Nick Neckles

Personal information
- Full name: Nicholas Alfred Neckles
- Nationality: Barbados
- Born: 24 November 1978 (age 47) Bridgetown, Barbados
- Height: 5 ft 7 in (1.70 m)

Sport
- Sport: Swimming
- Strokes: Backstroke
- College team: University of Stirling (Scotland)

Medal record
Central American & Caribbean Games
| Gold medal – first place | 2006 Cartagena | 50 Backstroke |
| Gold medal – first place | 2006 Cartagena | 100 Backstroke |
| Gold medal – first place | 2006 Cartagena | 200 Backstroke |
| Silver medal – second place | 2010 Mayagüez | 100 Backstroke |

= Nicholas Neckles =

Barbadian swimmer (born 1978)

Nicholas ("Nick") Alfred Neckles (born 24 November 1978 in Bridgetown, Barbados) is a 3-time Olympic swimmer from Barbados. He swam for Barbados at the 1996, 2000, and 2004 Olympics. Heckles also competed at the 1999, 2003 and 2007 Pan American Games

As of April 2009, he holds the Barbadian Record in the 50, 100 and 200 backstroke.

He also competed/attended college at Scotland's University of Stirling.

At the 2006 Central American and Caribbean Games, he set the Games Records in the 200 backstroke (2:00.85), bettering the 2:01.53 swum by Cuba's Neisser Bent at the 1998 Games in Maracaibo, Venezuela. Neckles time also set the Barbadian Record.

ENTRIES SUPPLIED
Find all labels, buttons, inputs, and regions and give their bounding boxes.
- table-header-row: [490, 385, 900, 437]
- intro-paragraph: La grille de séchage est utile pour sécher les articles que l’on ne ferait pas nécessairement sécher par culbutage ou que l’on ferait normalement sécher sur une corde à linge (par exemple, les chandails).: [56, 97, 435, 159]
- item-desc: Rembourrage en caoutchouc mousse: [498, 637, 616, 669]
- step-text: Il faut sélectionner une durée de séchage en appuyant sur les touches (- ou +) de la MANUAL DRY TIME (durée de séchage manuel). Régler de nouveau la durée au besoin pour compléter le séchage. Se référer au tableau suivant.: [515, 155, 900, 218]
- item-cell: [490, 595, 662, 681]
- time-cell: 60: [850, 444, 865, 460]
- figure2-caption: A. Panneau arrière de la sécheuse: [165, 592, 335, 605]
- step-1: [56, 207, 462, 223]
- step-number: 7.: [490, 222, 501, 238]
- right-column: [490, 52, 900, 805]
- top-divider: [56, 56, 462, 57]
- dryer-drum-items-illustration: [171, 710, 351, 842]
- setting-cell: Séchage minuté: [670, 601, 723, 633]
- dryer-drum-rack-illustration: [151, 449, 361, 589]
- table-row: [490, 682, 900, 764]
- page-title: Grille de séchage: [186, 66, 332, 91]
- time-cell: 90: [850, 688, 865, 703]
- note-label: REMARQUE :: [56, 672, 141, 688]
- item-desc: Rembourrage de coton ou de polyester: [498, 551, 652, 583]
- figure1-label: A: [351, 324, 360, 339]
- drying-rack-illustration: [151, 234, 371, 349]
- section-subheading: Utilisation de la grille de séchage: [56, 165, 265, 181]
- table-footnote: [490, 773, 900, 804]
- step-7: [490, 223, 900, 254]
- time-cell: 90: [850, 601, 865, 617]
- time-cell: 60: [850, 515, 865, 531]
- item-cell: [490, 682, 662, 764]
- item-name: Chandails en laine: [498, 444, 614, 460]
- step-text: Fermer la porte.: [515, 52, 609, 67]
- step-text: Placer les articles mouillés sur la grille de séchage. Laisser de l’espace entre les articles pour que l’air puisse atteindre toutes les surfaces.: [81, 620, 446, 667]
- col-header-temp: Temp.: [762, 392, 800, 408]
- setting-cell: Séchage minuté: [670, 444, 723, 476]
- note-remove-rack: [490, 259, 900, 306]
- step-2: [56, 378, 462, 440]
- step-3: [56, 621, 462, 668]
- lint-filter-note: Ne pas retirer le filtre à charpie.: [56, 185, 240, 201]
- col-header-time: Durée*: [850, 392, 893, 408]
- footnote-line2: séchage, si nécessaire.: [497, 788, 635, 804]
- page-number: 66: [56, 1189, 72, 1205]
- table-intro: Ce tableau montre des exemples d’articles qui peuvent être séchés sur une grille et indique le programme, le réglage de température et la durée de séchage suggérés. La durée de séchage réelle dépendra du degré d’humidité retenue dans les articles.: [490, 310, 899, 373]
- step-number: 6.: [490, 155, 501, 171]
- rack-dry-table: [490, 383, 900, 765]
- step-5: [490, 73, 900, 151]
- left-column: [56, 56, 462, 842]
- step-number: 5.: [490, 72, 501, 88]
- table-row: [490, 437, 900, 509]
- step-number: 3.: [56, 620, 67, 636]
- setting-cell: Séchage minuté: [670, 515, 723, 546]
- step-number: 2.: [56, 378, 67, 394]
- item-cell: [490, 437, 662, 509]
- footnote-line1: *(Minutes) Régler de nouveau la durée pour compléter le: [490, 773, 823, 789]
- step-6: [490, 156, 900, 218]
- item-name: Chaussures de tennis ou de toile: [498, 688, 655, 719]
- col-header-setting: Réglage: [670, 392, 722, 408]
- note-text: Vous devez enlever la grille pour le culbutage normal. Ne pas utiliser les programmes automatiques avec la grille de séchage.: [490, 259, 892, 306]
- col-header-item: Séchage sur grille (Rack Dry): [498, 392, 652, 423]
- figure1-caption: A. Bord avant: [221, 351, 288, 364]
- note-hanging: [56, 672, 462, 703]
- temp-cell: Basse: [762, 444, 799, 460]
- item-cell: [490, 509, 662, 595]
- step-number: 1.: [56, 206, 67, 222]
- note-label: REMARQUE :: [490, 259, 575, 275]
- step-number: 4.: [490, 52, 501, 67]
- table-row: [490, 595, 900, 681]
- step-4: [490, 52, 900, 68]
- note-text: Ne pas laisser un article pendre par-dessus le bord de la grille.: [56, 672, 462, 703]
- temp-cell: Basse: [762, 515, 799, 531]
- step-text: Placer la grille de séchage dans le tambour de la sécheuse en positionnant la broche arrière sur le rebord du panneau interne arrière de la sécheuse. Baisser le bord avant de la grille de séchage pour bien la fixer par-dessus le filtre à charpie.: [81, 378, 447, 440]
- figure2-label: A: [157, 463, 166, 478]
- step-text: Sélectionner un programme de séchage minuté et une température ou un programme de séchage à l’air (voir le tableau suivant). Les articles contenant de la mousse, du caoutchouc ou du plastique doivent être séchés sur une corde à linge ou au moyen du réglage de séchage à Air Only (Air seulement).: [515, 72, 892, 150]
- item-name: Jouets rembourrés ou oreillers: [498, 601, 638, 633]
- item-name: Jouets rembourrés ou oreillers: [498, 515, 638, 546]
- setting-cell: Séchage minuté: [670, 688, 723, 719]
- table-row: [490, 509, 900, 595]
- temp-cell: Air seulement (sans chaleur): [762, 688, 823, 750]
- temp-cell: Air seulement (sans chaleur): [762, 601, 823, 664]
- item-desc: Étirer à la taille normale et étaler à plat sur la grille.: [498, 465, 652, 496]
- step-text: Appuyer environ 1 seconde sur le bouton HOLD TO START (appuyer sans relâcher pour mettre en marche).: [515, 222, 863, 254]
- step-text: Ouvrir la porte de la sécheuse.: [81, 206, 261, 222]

ACTIVITIES
1/ Reproduce the portion of the Nick Neckles text from "Barbadian swimmer (born" up to and including "and 200 backstroke.".
2/ In the Nick Neckles text, what time did Neckles swim in the 200 backstroke at the 2006 Central American and Caribbean Games?

SOLUTIONS FOR EACH TASK
1/
Barbadian swimmer (born 1978)

Nicholas ("Nick") Alfred Neckles (born 24 November 1978 in Bridgetown, Barbados) is a 3-time Olympic swimmer from Barbados. He swam for Barbados at the 1996, 2000, and 2004 Olympics. Heckles also competed at the 1999, 2003 and 2007 Pan American Games

As of April 2009, he holds the Barbadian Record in the 50, 100 and 200 backstroke.

2/ 2:00.85